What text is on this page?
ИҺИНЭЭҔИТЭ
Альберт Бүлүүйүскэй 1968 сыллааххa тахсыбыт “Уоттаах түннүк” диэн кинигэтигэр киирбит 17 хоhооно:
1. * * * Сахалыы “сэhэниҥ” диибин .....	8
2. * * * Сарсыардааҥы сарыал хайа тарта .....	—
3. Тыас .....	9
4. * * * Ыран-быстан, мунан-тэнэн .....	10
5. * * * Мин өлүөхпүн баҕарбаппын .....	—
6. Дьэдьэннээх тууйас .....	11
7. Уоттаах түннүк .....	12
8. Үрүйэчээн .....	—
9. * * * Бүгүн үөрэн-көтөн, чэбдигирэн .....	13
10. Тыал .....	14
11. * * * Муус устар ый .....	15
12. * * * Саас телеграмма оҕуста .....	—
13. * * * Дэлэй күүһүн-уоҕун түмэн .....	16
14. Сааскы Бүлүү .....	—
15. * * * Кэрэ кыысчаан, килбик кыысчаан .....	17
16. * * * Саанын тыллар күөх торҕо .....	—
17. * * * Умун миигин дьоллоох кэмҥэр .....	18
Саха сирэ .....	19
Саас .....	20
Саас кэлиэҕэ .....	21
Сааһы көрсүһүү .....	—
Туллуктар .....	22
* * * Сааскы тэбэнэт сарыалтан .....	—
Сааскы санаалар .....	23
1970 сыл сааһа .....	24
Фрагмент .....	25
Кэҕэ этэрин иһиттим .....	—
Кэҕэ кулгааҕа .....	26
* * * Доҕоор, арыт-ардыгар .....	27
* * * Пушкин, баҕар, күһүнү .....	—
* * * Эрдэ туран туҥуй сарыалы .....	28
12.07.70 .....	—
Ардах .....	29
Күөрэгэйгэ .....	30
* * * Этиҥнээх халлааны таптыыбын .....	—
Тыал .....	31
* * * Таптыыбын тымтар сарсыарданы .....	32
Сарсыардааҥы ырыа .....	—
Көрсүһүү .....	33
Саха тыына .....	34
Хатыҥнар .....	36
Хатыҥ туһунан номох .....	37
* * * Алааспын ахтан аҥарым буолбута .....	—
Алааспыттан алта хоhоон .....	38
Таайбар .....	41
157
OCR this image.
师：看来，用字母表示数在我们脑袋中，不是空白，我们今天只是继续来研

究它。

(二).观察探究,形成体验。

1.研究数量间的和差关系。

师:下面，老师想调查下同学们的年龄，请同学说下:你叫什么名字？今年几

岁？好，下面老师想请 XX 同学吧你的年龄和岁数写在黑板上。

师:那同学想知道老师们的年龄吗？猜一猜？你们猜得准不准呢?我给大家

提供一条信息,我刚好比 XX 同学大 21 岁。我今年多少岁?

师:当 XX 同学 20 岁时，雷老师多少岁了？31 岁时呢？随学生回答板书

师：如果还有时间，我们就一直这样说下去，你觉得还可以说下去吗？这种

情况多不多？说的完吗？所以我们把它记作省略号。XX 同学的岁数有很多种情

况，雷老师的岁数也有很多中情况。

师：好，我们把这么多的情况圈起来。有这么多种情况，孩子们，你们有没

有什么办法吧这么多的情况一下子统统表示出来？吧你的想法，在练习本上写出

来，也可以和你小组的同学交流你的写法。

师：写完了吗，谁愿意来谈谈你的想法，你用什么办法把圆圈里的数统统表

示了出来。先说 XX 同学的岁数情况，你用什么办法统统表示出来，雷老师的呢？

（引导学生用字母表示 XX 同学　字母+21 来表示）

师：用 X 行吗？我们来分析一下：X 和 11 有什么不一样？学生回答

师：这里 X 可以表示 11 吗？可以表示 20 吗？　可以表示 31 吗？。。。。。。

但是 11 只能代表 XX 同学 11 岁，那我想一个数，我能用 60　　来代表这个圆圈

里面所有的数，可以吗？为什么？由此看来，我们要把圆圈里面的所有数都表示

What to produce. Return all of the entries word for word.

Right answer.
What text is on this page?
ИҺИНЭЭҔИТЭ
Альберт Бүлүүйүскэй 1968 сыллааххa тахсыбыт “Уоттаах түннүк” диэн кинигэтигэр киирбит 17 хоhооно:
1. * * * Сахалыы “сэhэниҥ” диибин .....	8
2. * * * Сарсыардааҥы сарыал хайа тарта .....	—
3. Тыас .....	9
4. * * * Ыран-быстан, мунан-тэнэн .....	10
5. * * * Мин өлүөхпүн баҕарбаппын .....	—
6. Дьэдьэннээх тууйас .....	11
7. Уоттаах түннүк .....	12
8. Үрүйэчээн .....	—
9. * * * Бүгүн үөрэн-көтөн, чэбдигирэн .....	13
10. Тыал .....	14
11. * * * Муус устар ый .....	15
12. * * * Саас телеграмма оҕуста .....	—
13. * * * Дэлэй күүһүн-уоҕун түмэн .....	16
14. Сааскы Бүлүү .....	—
15. * * * Кэрэ кыысчаан, килбик кыысчаан .....	17
16. * * * Саанын тыллар күөх торҕо .....	—
17. * * * Умун миигин дьоллоох кэмҥэр .....	18
Саха сирэ .....	19
Саас .....	20
Саас кэлиэҕэ .....	21
Сааһы көрсүһүү .....	—
Туллуктар .....	22
* * * Сааскы тэбэнэт сарыалтан .....	—
Сааскы санаалар .....	23
1970 сыл сааһа .....	24
Фрагмент .....	25
Кэҕэ этэрин иһиттим .....	—
Кэҕэ кулгааҕа .....	26
* * * Доҕоор, арыт-ардыгар .....	27
* * * Пушкин, баҕар, күһүнү .....	—
* * * Эрдэ туран туҥуй сарыалы .....	28
12.07.70 .....	—
Ардах .....	29
Күөрэгэйгэ .....	30
* * * Этиҥнээх халлааны таптыыбын .....	—
Тыал .....	31
* * * Таптыыбын тымтар сарсыарданы .....	32
Сарсыардааҥы ырыа .....	—
Көрсүһүү .....	33
Саха тыына .....	34
Хатыҥнар .....	36
Хатыҥ туһунан номох .....	37
* * * Алааспын ахтан аҥарым буолбута .....	—
Алааспыттан алта хоhоон .....	38
Таайбар .....	41
157
OCR this image.
师：看来，用字母表示数在我们脑袋中，不是空白，我们今天只是继续来研

究它。

(二).观察探究,形成体验。

1.研究数量间的和差关系。

师:下面，老师想调查下同学们的年龄，请同学说下:你叫什么名字？今年几

岁？好，下面老师想请 XX 同学吧你的年龄和岁数写在黑板上。

师:那同学想知道老师们的年龄吗？猜一猜？你们猜得准不准呢?我给大家

提供一条信息,我刚好比 XX 同学大 21 岁。我今年多少岁?

师:当 XX 同学 20 岁时，雷老师多少岁了？31 岁时呢？随学生回答板书

师：如果还有时间，我们就一直这样说下去，你觉得还可以说下去吗？这种

情况多不多？说的完吗？所以我们把它记作省略号。XX 同学的岁数有很多种情

况，雷老师的岁数也有很多中情况。

师：好，我们把这么多的情况圈起来。有这么多种情况，孩子们，你们有没

有什么办法吧这么多的情况一下子统统表示出来？吧你的想法，在练习本上写出

来，也可以和你小组的同学交流你的写法。

师：写完了吗，谁愿意来谈谈你的想法，你用什么办法把圆圈里的数统统表

示了出来。先说 XX 同学的岁数情况，你用什么办法统统表示出来，雷老师的呢？

（引导学生用字母表示 XX 同学　字母+21 来表示）

师：用 X 行吗？我们来分析一下：X 和 11 有什么不一样？学生回答

师：这里 X 可以表示 11 吗？可以表示 20 吗？　可以表示 31 吗？。。。。。。

但是 11 只能代表 XX 同学 11 岁，那我想一个数，我能用 60　　来代表这个圆圈

里面所有的数，可以吗？为什么？由此看来，我们要把圆圈里面的所有数都表示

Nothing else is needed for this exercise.